#### WHAT IS EXPECTED
From the entries that follow, pick out all lines holding "Stellendam".

#### EXERCISE MATERIALS
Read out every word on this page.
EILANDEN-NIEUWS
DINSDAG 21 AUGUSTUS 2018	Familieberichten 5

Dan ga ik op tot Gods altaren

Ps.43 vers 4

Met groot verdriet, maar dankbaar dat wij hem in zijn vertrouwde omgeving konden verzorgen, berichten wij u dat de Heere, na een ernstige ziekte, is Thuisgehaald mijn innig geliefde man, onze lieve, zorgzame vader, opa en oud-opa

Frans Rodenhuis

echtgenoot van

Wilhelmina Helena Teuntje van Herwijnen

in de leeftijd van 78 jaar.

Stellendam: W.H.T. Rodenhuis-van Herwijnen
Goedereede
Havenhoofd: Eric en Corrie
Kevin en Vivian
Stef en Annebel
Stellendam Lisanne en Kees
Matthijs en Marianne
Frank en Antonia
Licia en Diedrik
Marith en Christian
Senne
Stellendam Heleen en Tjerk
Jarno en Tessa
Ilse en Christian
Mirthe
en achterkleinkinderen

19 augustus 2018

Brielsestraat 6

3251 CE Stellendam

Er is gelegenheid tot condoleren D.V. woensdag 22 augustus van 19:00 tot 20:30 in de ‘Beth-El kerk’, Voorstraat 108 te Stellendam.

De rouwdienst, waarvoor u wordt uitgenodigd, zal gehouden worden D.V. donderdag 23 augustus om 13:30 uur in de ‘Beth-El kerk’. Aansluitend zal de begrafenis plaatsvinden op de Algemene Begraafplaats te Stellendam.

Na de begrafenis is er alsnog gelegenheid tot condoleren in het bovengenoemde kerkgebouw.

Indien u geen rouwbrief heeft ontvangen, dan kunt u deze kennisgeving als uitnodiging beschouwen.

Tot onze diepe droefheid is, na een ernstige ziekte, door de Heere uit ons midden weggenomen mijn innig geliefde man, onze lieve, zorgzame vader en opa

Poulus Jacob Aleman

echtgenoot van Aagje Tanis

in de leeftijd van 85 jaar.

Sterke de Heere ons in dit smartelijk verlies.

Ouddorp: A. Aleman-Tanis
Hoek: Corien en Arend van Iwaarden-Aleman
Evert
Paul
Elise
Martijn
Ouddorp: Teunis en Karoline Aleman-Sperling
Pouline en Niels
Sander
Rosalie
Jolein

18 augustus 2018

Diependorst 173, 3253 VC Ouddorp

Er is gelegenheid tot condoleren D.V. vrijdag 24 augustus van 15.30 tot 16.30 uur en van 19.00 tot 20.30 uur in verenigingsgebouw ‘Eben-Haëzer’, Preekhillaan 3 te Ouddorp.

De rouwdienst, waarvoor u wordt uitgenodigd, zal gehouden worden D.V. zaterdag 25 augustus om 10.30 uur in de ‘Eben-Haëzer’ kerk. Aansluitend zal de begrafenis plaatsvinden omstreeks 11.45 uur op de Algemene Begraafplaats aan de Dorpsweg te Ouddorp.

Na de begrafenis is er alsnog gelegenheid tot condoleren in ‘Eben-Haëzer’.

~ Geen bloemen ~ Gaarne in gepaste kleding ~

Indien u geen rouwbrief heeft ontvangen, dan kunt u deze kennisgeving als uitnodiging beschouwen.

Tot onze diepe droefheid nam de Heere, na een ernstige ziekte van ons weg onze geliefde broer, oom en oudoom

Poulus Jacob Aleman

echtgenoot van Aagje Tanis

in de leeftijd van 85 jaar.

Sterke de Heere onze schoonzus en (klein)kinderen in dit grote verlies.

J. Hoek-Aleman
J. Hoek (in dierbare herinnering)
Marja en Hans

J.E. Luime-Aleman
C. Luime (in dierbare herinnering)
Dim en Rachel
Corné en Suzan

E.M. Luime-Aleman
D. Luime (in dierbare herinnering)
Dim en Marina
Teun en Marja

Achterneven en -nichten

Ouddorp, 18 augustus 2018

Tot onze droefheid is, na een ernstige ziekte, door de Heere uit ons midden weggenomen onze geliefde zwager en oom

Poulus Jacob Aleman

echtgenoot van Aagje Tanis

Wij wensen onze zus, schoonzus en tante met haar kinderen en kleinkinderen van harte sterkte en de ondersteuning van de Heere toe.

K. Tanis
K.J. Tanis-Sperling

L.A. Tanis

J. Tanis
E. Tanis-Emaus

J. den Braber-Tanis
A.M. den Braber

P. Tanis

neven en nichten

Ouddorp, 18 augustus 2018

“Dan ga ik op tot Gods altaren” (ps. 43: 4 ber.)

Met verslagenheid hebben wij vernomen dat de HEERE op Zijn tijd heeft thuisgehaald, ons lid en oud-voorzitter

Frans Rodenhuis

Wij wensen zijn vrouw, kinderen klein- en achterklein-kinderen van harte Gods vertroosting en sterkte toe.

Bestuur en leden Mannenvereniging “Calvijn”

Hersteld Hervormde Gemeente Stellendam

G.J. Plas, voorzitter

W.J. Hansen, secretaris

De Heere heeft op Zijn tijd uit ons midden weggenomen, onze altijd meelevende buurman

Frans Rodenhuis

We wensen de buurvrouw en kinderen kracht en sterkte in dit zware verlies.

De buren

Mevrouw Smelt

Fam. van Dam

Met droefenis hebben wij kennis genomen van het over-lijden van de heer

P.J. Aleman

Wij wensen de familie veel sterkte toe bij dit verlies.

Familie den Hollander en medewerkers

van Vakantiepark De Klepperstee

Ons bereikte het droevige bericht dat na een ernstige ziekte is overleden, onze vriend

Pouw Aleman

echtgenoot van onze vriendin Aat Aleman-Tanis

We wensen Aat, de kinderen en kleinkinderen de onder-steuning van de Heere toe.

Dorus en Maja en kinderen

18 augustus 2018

#### RESPONSE BELOW
Stellendam: W.H.T. Rodenhuis-van Herwijnen
Stellendam Lisanne en Kees
Stellendam Heleen en Tjerk
3251 CE Stellendam
Er is gelegenheid tot condoleren D.V. woensdag 22 augustus van 19:00 tot 20:30 in de ‘Beth-El kerk’, Voorstraat 108 te Stellendam.
De rouwdienst, waarvoor u wordt uitgenodigd, zal gehouden worden D.V. donderdag 23 augustus om 13:30 uur in de ‘Beth-El kerk’. Aansluitend zal de begrafenis plaatsvinden op de Algemene Begraafplaats te Stellendam.
Hersteld Hervormde Gemeente Stellendam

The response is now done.